> [ページ抜粋]
アセンション・オンゴーイング

 

[第1回]旅立ちの時

 

アセンションの進展

 

アセンションについては、魂のレベルでは、すべての人がすでに知っています。この巨大なプロセスの進行を、意識の深い部分で完全に感知しているので、アセンションの証拠を提示することなど、元々必要がないのです。しかし、アセンション情報についての反応には個人差があります。一般に、ポジティブな反応を示す人は、感性によってものを判断する人です。直感が、論理的頭脳の判断に勝ることを信頼しています。一方、ネガティブな反応を示す人は、論理的頭脳が表面意識を強く支配しており、社会で普遍的に認められていない情報を受け入れることを許さないのです(アセンションについては、次を参照してください。本シリーズ第1部『混迷の星』の「アセンションへの道」、第2部『地球人の覚醒』の各章、『時代の分水嶺』の「地球の魂が語る―これからの地球)

 

この社会で最上位に置かれることの多い論理の世界は、実は人に大幅な制約をもたらす「普遍的構造」への捕らわれの世界です。私たちは、自分の直観力を信じる「必要がない」ことを、強く教え込まれてきました。そして、概してそれに従順に従ってきました。この土壌に上に、「普遍的構造」は構築されています。この構造は、人類を自在に操縦し支配するために「でっち上げられたものだ」、と言うと驚くでしょうか。

> [提供記録]
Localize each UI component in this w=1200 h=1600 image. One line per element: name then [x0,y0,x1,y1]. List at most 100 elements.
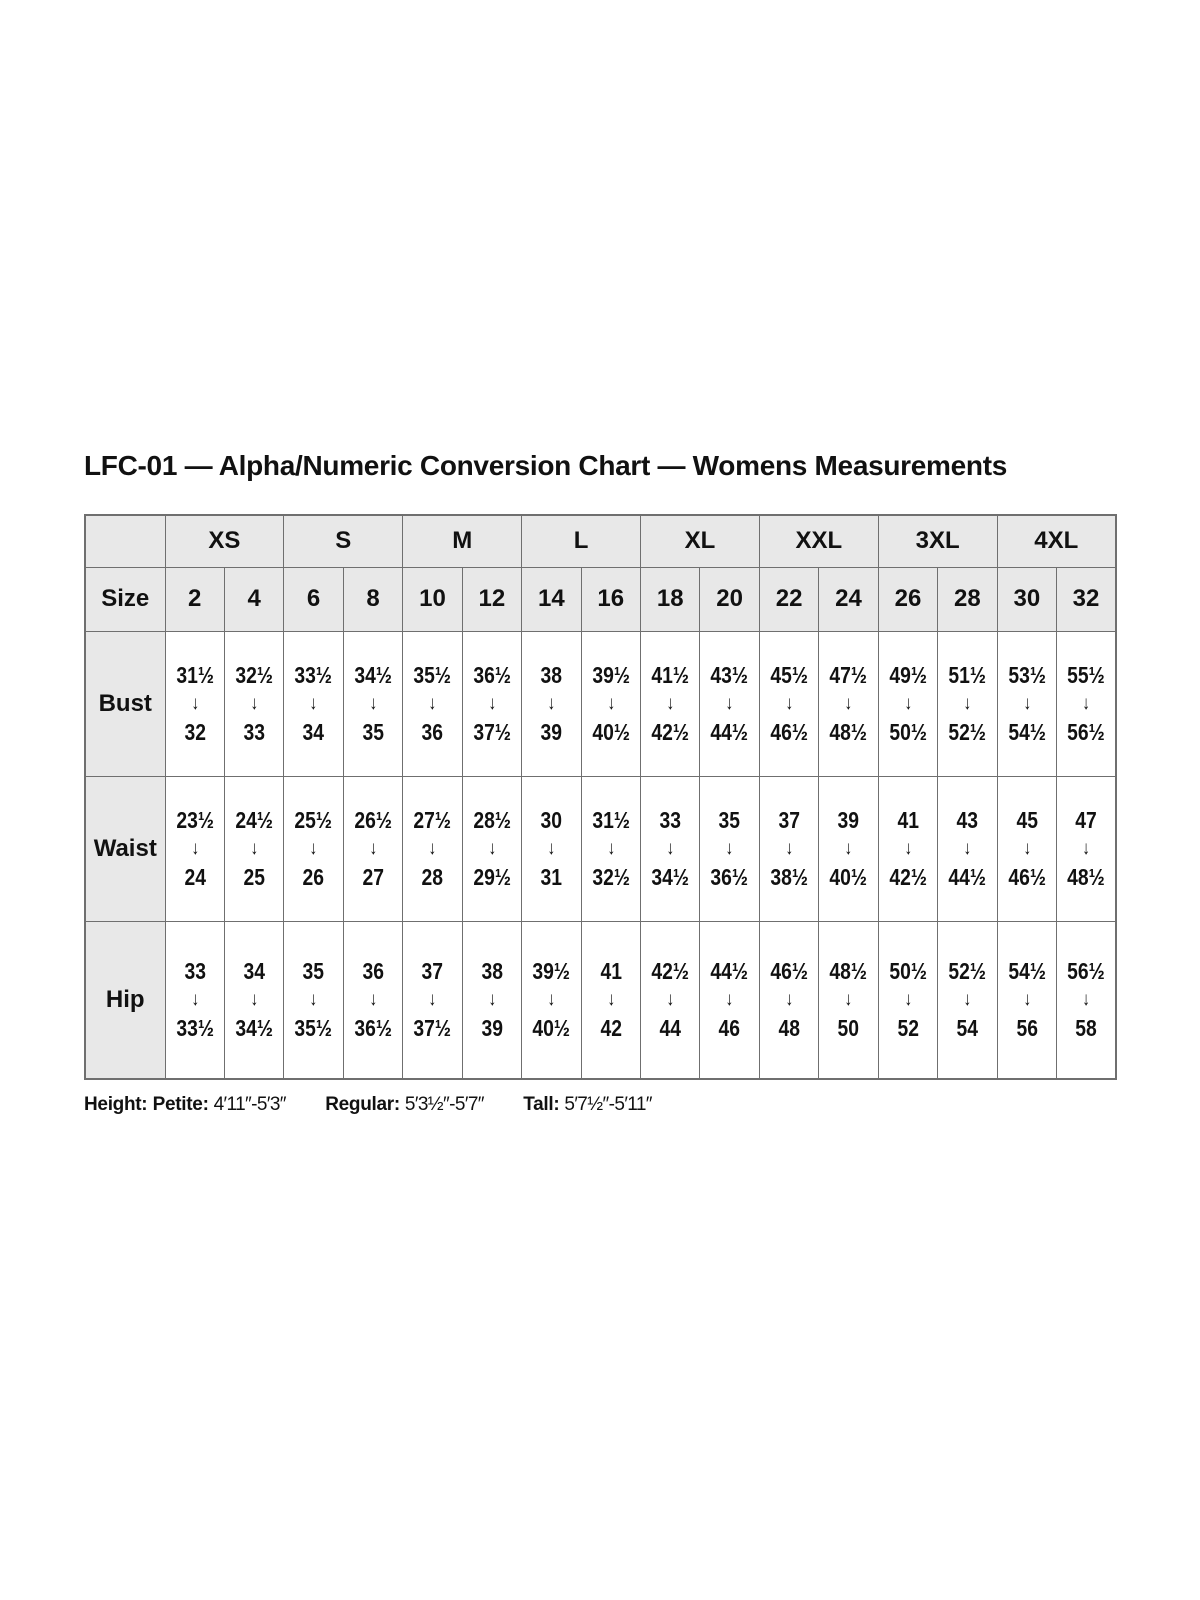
range-from-value: 45½ [770,661,808,688]
range-to-value: 26 [302,864,325,890]
range-from-value: 52½ [948,958,987,985]
down-arrow-icon: ↓ [487,838,496,859]
down-arrow-icon: ↓ [963,838,972,859]
range-from-value: 48½ [829,958,868,985]
range-cell: 51½ ↓ 52½ [937,630,998,777]
measurement-range: 39½ ↓ 40½ [527,959,576,1040]
numeric-size-header: 28 [937,566,998,632]
measurement-range: 42½ ↓ 44 [646,959,695,1040]
range-cell: 41 ↓ 42 [580,920,642,1080]
range-cell: 33 ↓ 33½ [164,920,225,1080]
alpha-size-header: XXL [758,514,879,568]
alpha-size-header: XL [640,514,760,568]
range-cell: 41½ ↓ 42½ [639,630,701,777]
alpha-size-header: M [402,514,523,568]
down-arrow-icon: ↓ [369,989,378,1011]
measurement-range: 48½ ↓ 50 [824,959,873,1040]
size-conversion-table: XS S M L XL XXL 3XL 4XL Size 2 4 6 8 10 12 14 16 18 20 22 24… [84,514,1117,1080]
measurement-range: 28½ ↓ 29½ [467,808,516,889]
measurement-range: 32½ ↓ 33 [230,663,279,744]
range-to-value: 42 [600,1015,622,1042]
range-from-value: 37 [421,958,444,985]
measurement-range: 54½ ↓ 56 [1002,959,1051,1040]
range-to-value: 36½ [354,1015,392,1042]
range-to-value: 48½ [1067,864,1105,890]
height-label: Height: [84,1094,148,1115]
range-to-value: 35½ [294,1015,333,1042]
range-cell: 33 ↓ 34½ [639,775,701,922]
range-cell: 35 ↓ 35½ [283,920,344,1080]
measurement-row-hip: Hip 33 ↓ 33½ 34 ↓ 34½ 35 ↓ 35½ 36 ↓ 36½ 37 ↓ 37½ 38 ↓ 39 39… [84,920,1117,1080]
range-cell: 47½ ↓ 48½ [818,630,879,777]
measurement-range: 41 ↓ 42 [586,959,635,1040]
height-legend: Height: Petite: 4′11″-5′3″ Regular: 5′3½″-… [84,1094,686,1116]
numeric-size-header: 12 [461,566,523,632]
down-arrow-icon: ↓ [1022,989,1031,1011]
range-cell: 41 ↓ 42½ [877,775,939,922]
range-to-value: 40½ [532,1015,571,1042]
range-from-value: 54½ [1008,958,1046,985]
range-cell: 50½ ↓ 52 [877,920,939,1080]
measurement-range: 41 ↓ 42½ [883,808,932,889]
corner-cell [84,514,166,568]
measurement-range: 35 ↓ 36½ [705,808,754,889]
range-cell: 35 ↓ 36½ [699,775,760,922]
range-from-value: 41½ [651,661,690,688]
measurement-range: 33½ ↓ 34 [289,663,338,744]
range-cell: 39½ ↓ 40½ [580,630,642,777]
numeric-size-header: 30 [996,566,1058,632]
down-arrow-icon: ↓ [844,989,853,1011]
down-arrow-icon: ↓ [666,693,675,714]
range-from-value: 43 [956,806,979,833]
range-to-value: 33 [243,719,265,745]
range-cell: 31½ ↓ 32 [164,630,225,777]
measurement-range: 49½ ↓ 50½ [883,663,932,744]
range-to-value: 39 [540,719,563,745]
range-from-value: 35 [302,958,325,985]
range-to-value: 50 [837,1015,860,1042]
numeric-size-header: 8 [342,566,404,632]
alpha-size-header: 3XL [877,514,998,568]
down-arrow-icon: ↓ [725,693,734,714]
range-to-value: 54½ [1008,719,1046,745]
range-to-value: 34½ [235,1015,273,1042]
alpha-size-header: XS [164,514,285,568]
down-arrow-icon: ↓ [666,989,675,1011]
range-to-value: 52 [897,1015,919,1042]
range-to-value: 37½ [413,1015,452,1042]
range-from-value: 25½ [294,806,333,833]
down-arrow-icon: ↓ [369,693,378,714]
measurement-range: 36½ ↓ 37½ [467,663,516,744]
petite-label: Petite: [152,1094,209,1115]
down-arrow-icon: ↓ [725,989,734,1011]
range-to-value: 25 [243,864,265,890]
down-arrow-icon: ↓ [190,838,199,859]
range-from-value: 53½ [1008,661,1046,688]
range-from-value: 45 [1016,806,1038,833]
range-to-value: 32 [183,719,206,745]
range-from-value: 42½ [651,958,690,985]
tall-value: 5′7½″-5′11″ [564,1094,652,1115]
range-cell: 39 ↓ 40½ [818,775,879,922]
measurement-range: 38 ↓ 39 [527,663,576,744]
chart-title: LFC-01 — Alpha/Numeric Conversion Chart … [84,450,1008,481]
down-arrow-icon: ↓ [606,989,615,1011]
range-to-value: 44 [659,1015,681,1042]
alpha-size-header: S [283,514,404,568]
range-cell: 45 ↓ 46½ [996,775,1058,922]
down-arrow-icon: ↓ [963,989,972,1011]
measurement-range: 24½ ↓ 25 [230,808,279,889]
range-to-value: 37½ [473,719,511,745]
down-arrow-icon: ↓ [309,838,318,859]
measurement-range: 47½ ↓ 48½ [824,663,873,744]
numeric-size-header: 6 [283,566,344,632]
measurement-range: 34½ ↓ 35 [348,663,397,744]
range-cell: 27½ ↓ 28 [402,775,463,922]
down-arrow-icon: ↓ [903,989,912,1011]
range-cell: 34 ↓ 34½ [223,920,285,1080]
down-arrow-icon: ↓ [428,838,437,859]
down-arrow-icon: ↓ [190,989,199,1011]
range-from-value: 34 [243,958,265,985]
measurement-range: 55½ ↓ 56½ [1062,663,1111,744]
range-to-value: 52½ [948,719,987,745]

> [作業指示]
1. アセンションについての文章をもとに、次の問いに答えてください。
(a) アセンション情報にポジティブな反応を示す人は、一般に何によってものを判断する人だと書かれていますか。
(b) ネガティブな反応を示す人の場合、表面意識を強く支配しているのは何ですか。
(c) 「普遍的構造」は、何のために「でっち上げられたもの」だと述べられていますか。
2. 記録のうち、「range-from-value: 45½ [770,661,808,688]」を含む行から「range-cell: 51½ ↓ 52½ [937,630,998,777]」を含む行まで(両端を含む)の各行を、空行を除いて番号付きリストに書き出してください。

> [解答一覧]
1.
(a) 感性
(b) 論理的頭脳
(c) 人類を自在に操縦し支配するため

2.
1. range-from-value: 45½ [770,661,808,688]
2. range-to-value: 26 [302,864,325,890]
3. range-from-value: 52½ [948,958,987,985]
4. down-arrow-icon: ↓ [487,838,496,859]
5. down-arrow-icon: ↓ [963,838,972,859]
6. range-from-value: 48½ [829,958,868,985]
7. range-cell: 51½ ↓ 52½ [937,630,998,777]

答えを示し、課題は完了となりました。